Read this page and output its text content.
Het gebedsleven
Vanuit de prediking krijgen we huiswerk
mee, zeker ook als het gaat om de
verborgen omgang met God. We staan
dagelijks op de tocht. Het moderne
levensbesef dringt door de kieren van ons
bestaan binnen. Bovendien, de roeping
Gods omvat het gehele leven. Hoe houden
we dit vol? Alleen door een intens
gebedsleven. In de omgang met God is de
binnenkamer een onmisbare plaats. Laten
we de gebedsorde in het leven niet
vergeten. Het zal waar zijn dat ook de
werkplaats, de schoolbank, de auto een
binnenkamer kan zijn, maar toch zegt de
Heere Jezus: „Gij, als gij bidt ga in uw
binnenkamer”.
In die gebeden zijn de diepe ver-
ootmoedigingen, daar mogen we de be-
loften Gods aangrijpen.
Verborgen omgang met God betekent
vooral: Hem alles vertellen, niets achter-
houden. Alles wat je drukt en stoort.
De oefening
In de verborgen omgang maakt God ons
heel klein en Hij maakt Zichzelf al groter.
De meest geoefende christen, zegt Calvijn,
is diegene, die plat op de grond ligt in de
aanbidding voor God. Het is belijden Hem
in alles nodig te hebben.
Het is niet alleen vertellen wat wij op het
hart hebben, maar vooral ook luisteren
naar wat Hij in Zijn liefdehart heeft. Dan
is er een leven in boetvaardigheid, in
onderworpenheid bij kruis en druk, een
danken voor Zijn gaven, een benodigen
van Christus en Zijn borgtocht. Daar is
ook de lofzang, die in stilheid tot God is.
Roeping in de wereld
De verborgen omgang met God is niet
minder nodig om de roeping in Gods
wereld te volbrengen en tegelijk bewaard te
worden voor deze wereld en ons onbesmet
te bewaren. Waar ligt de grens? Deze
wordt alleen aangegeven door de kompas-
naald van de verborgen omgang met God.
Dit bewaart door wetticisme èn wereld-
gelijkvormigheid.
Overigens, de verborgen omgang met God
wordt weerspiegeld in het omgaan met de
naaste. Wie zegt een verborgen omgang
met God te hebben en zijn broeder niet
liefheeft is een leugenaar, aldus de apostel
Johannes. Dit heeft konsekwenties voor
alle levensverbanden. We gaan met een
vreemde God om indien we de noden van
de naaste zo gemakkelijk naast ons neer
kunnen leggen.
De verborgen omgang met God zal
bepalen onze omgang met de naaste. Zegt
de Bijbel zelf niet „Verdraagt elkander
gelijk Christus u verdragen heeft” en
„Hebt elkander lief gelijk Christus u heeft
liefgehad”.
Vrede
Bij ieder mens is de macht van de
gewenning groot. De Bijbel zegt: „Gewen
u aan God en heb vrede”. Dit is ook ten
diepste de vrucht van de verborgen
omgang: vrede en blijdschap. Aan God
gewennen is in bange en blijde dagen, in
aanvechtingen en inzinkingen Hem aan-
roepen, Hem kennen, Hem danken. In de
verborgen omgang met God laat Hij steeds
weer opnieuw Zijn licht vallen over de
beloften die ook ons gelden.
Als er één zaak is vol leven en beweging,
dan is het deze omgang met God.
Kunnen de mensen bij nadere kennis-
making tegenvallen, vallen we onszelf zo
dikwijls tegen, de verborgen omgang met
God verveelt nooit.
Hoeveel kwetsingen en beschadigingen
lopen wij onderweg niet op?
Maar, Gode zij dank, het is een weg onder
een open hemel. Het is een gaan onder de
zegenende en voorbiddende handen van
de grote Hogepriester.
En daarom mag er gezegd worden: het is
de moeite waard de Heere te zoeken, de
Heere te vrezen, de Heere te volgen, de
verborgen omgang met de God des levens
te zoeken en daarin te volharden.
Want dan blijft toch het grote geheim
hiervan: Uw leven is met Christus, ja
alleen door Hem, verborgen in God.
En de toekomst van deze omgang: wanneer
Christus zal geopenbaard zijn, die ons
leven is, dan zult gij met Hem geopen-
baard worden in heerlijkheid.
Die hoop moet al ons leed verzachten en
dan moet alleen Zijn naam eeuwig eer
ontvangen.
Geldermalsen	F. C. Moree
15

═══

> _Written instruction_
Where a line holds "hebben", copy that line.

> _Task output_
in alles nodig te hebben.
hart hebben, maar vooral ook luisteren
met God te hebben en zijn broeder niet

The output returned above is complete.